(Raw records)

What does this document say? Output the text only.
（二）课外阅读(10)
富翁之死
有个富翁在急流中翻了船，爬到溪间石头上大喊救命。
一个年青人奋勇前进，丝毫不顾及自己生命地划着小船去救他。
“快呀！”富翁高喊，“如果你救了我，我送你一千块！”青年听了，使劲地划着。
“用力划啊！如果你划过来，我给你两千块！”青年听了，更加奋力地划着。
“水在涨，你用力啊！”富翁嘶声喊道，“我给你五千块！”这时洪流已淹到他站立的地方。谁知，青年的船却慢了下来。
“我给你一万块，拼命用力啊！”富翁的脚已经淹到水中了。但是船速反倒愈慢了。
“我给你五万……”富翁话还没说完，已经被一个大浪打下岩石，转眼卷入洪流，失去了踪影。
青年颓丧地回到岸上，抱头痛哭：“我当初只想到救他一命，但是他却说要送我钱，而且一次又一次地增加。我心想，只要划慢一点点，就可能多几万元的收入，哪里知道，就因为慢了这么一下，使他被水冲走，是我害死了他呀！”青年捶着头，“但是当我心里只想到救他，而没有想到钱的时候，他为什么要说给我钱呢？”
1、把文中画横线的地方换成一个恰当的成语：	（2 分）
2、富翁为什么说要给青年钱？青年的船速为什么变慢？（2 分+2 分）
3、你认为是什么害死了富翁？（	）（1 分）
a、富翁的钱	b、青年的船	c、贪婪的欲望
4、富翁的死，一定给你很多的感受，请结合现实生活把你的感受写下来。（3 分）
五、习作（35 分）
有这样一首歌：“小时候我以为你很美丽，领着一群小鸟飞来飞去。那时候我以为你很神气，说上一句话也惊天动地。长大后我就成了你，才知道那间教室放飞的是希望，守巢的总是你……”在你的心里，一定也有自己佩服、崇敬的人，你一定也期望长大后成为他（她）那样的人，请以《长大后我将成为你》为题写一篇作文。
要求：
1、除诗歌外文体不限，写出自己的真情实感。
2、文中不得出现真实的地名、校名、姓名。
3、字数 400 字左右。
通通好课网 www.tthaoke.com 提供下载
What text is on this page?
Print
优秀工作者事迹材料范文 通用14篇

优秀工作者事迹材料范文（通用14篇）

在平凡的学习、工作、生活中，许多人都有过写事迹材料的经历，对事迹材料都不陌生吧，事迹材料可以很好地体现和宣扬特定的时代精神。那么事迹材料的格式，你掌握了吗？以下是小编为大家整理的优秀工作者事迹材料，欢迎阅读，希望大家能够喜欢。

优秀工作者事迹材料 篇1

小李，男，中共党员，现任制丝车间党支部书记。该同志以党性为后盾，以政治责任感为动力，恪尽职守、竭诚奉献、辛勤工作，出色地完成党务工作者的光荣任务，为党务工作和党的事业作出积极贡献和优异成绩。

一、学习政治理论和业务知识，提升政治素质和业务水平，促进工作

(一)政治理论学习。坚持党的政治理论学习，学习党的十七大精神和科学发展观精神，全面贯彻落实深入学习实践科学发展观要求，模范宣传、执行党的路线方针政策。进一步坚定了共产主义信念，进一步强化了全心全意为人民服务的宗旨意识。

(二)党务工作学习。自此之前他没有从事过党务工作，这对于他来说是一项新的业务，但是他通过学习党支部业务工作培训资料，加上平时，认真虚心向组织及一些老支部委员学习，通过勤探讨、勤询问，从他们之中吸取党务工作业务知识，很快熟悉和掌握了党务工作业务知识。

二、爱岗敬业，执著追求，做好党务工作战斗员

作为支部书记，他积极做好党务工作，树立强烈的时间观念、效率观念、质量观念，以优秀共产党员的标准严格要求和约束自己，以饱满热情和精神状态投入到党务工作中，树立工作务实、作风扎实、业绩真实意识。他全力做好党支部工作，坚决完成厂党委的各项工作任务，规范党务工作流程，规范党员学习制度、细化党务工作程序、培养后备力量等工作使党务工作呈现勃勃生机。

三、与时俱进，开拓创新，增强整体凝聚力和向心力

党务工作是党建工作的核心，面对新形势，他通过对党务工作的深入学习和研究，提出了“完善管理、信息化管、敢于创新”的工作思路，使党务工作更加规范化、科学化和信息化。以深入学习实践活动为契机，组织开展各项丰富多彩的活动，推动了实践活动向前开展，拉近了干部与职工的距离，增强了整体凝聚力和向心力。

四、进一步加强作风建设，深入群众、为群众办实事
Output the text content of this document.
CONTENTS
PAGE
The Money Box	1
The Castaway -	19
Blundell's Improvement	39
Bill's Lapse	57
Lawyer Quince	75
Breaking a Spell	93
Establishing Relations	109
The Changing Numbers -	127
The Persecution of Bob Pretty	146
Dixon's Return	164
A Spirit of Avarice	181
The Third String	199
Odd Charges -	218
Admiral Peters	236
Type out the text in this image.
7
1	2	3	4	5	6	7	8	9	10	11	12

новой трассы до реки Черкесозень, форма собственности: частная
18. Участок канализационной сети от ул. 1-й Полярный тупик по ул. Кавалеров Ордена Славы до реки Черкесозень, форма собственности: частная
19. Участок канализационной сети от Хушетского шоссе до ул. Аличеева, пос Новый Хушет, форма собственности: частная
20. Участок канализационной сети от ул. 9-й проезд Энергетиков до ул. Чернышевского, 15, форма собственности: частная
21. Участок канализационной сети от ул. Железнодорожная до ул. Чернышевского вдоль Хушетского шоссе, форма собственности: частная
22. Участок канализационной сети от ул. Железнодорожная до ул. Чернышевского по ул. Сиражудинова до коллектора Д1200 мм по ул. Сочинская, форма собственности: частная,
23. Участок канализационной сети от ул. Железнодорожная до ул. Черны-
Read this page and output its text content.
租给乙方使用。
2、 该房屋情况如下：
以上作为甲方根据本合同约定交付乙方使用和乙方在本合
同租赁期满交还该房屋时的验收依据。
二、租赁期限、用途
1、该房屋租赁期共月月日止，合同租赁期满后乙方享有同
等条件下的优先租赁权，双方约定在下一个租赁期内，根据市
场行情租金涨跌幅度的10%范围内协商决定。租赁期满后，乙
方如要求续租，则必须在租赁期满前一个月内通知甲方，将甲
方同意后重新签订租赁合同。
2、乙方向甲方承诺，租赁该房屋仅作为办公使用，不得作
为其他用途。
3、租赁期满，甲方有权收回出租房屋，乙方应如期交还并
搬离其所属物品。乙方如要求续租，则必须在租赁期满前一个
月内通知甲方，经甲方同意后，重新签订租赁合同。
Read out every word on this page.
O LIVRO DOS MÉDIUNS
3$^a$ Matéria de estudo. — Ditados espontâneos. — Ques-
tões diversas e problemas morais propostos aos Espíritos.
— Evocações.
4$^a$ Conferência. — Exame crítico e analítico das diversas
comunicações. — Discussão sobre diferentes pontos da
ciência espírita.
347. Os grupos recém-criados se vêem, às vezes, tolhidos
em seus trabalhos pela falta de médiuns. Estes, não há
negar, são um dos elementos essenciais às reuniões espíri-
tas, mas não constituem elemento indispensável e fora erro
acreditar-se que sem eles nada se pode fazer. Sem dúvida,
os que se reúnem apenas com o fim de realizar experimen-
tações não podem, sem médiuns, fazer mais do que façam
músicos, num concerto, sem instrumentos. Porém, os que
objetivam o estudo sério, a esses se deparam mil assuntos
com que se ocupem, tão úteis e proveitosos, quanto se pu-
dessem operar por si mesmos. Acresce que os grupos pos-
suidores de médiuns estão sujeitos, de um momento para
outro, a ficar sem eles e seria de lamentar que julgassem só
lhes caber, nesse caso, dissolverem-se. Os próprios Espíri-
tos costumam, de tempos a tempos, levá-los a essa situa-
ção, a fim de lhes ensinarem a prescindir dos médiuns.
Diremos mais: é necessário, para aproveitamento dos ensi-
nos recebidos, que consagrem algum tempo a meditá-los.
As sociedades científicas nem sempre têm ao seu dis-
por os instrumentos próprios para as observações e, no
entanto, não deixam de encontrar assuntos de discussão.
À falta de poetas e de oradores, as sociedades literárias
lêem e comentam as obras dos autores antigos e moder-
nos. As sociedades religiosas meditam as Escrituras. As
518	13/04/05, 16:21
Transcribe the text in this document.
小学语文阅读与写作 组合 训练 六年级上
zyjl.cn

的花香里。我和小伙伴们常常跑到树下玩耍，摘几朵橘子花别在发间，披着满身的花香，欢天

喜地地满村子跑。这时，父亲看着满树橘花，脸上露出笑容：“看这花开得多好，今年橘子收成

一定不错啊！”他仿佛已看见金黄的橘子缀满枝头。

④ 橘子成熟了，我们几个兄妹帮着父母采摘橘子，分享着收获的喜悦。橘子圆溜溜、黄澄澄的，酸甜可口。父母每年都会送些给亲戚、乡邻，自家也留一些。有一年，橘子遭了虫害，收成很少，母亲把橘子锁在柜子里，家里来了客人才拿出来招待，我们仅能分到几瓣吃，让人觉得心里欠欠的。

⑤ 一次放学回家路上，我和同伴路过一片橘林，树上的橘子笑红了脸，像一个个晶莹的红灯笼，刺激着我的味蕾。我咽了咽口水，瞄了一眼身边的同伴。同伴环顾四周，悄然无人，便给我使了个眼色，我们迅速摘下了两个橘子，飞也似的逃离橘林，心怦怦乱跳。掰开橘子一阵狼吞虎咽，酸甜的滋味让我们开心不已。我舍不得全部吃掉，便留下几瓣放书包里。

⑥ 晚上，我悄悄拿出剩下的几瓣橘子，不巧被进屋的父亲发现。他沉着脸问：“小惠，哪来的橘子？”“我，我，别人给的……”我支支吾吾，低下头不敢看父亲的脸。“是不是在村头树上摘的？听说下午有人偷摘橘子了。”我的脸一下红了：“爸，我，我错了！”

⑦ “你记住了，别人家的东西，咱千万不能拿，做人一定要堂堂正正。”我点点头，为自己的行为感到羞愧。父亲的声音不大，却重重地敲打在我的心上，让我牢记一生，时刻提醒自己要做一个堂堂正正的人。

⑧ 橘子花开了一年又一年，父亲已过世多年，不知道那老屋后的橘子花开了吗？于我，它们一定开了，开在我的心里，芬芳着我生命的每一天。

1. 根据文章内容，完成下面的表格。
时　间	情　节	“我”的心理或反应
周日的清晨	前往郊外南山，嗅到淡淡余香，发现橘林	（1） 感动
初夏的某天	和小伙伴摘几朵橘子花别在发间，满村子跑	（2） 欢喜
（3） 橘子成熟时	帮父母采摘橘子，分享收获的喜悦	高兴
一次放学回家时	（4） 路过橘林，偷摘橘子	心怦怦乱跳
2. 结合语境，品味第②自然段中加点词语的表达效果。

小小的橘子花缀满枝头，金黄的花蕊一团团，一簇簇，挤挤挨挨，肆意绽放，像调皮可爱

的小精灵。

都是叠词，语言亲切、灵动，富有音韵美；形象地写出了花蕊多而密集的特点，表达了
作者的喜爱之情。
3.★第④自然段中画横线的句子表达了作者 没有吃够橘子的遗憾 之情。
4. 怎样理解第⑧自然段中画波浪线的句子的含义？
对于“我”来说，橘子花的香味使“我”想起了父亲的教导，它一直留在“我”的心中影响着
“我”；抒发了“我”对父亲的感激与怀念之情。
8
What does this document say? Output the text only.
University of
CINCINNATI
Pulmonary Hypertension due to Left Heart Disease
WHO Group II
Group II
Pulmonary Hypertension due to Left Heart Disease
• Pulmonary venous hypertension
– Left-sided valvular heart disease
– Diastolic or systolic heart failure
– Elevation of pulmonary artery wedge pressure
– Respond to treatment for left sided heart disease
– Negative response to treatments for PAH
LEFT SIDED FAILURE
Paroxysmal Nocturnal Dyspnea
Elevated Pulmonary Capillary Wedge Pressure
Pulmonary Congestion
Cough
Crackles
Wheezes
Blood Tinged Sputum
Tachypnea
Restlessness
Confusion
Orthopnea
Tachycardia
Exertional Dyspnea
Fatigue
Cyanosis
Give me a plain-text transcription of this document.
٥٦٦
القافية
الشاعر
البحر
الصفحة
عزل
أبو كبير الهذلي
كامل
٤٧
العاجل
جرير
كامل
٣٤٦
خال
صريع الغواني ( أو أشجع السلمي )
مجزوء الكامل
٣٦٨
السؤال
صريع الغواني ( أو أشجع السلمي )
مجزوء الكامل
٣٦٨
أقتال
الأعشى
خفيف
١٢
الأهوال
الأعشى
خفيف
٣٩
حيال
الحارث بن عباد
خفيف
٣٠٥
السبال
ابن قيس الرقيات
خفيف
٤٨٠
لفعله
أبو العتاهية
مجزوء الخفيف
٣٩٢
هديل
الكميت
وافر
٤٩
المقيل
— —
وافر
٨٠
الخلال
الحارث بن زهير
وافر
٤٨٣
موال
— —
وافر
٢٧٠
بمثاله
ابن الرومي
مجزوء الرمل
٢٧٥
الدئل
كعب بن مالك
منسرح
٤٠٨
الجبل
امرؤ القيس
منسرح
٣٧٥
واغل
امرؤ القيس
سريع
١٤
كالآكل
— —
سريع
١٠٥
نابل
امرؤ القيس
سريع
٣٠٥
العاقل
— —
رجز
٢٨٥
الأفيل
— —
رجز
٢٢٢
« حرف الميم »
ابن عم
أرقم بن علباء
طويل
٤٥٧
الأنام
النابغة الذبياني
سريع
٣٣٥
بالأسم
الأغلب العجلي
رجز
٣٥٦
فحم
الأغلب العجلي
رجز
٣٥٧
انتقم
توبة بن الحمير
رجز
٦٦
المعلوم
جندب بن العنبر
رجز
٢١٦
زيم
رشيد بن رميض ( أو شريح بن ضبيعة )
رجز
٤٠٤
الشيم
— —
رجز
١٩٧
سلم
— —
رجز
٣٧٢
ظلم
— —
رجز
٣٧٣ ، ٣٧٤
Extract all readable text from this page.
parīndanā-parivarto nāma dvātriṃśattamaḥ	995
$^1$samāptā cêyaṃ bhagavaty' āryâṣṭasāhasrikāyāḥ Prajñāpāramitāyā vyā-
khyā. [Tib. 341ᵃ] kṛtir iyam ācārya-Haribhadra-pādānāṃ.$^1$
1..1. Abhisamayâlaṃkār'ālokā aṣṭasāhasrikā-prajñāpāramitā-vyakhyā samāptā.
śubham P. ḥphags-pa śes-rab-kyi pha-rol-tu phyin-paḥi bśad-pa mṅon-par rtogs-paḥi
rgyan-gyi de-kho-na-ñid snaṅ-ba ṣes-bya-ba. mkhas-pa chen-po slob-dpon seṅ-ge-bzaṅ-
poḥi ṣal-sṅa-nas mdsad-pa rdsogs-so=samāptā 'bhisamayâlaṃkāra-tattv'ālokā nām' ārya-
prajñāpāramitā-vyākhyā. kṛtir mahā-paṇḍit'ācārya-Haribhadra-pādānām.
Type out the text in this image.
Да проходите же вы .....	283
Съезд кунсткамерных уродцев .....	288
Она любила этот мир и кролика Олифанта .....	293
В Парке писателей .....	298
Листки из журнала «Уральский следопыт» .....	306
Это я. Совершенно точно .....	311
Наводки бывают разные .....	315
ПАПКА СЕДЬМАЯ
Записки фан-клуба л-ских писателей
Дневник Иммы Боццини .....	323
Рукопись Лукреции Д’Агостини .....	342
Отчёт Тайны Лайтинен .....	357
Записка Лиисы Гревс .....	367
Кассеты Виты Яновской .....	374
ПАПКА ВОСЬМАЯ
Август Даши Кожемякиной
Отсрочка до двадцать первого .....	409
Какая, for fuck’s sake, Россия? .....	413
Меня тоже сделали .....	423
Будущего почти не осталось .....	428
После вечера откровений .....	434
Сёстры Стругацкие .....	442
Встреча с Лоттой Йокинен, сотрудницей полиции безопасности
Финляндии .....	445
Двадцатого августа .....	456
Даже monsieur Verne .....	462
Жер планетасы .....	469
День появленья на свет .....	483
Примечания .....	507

* Given request
Using the records above, list each line that includes "Хушетского".

* Reply
19. Участок канализационной сети от Хушетского шоссе до ул. Аличеева, пос Новый Хушет, форма собственности: частная
21. Участок канализационной сети от ул. Железнодорожная до ул. Чернышевского вдоль Хушетского шоссе, форма собственности: частная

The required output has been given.